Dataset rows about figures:
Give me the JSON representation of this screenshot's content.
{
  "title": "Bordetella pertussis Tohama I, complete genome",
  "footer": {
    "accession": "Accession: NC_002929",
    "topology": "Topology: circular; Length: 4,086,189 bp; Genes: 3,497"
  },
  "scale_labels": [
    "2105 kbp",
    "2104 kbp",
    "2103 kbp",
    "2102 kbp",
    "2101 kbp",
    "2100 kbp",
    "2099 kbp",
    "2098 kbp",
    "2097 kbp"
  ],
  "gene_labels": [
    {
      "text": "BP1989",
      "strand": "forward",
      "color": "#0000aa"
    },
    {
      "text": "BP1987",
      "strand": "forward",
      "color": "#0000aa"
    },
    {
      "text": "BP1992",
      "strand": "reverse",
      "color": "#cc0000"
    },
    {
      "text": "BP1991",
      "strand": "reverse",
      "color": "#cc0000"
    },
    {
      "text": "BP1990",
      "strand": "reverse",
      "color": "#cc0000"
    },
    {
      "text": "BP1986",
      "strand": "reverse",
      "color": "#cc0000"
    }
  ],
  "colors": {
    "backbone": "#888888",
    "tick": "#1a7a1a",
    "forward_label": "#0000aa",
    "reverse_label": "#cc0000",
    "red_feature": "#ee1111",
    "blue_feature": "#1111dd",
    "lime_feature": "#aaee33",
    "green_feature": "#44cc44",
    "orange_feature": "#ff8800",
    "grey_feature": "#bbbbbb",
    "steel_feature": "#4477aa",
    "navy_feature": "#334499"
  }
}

» AIM OF THE EXERCISE
A complete, exact copy of the entries is required.

» TASK SOLUTION
Give me the JSON representation of this screenshot's content.
{
  "title": "Bordetella pertussis Tohama I, complete genome",
  "footer": {
    "accession": "Accession: NC_002929",
    "topology": "Topology: circular; Length: 4,086,189 bp; Genes: 3,497"
  },
  "scale_labels": [
    "2105 kbp",
    "2104 kbp",
    "2103 kbp",
    "2102 kbp",
    "2101 kbp",
    "2100 kbp",
    "2099 kbp",
    "2098 kbp",
    "2097 kbp"
  ],
  "gene_labels": [
    {
      "text": "BP1989",
      "strand": "forward",
      "color": "#0000aa"
    },
    {
      "text": "BP1987",
      "strand": "forward",
      "color": "#0000aa"
    },
    {
      "text": "BP1992",
      "strand": "reverse",
      "color": "#cc0000"
    },
    {
      "text": "BP1991",
      "strand": "reverse",
      "color": "#cc0000"
    },
    {
      "text": "BP1990",
      "strand": "reverse",
      "color": "#cc0000"
    },
    {
      "text": "BP1986",
      "strand": "reverse",
      "color": "#cc0000"
    }
  ],
  "colors": {
    "backbone": "#888888",
    "tick": "#1a7a1a",
    "forward_label": "#0000aa",
    "reverse_label": "#cc0000",
    "red_feature": "#ee1111",
    "blue_feature": "#1111dd",
    "lime_feature": "#aaee33",
    "green_feature": "#44cc44",
    "orange_feature": "#ff8800",
    "grey_feature": "#bbbbbb",
    "steel_feature": "#4477aa",
    "navy_feature": "#334499"
  }
}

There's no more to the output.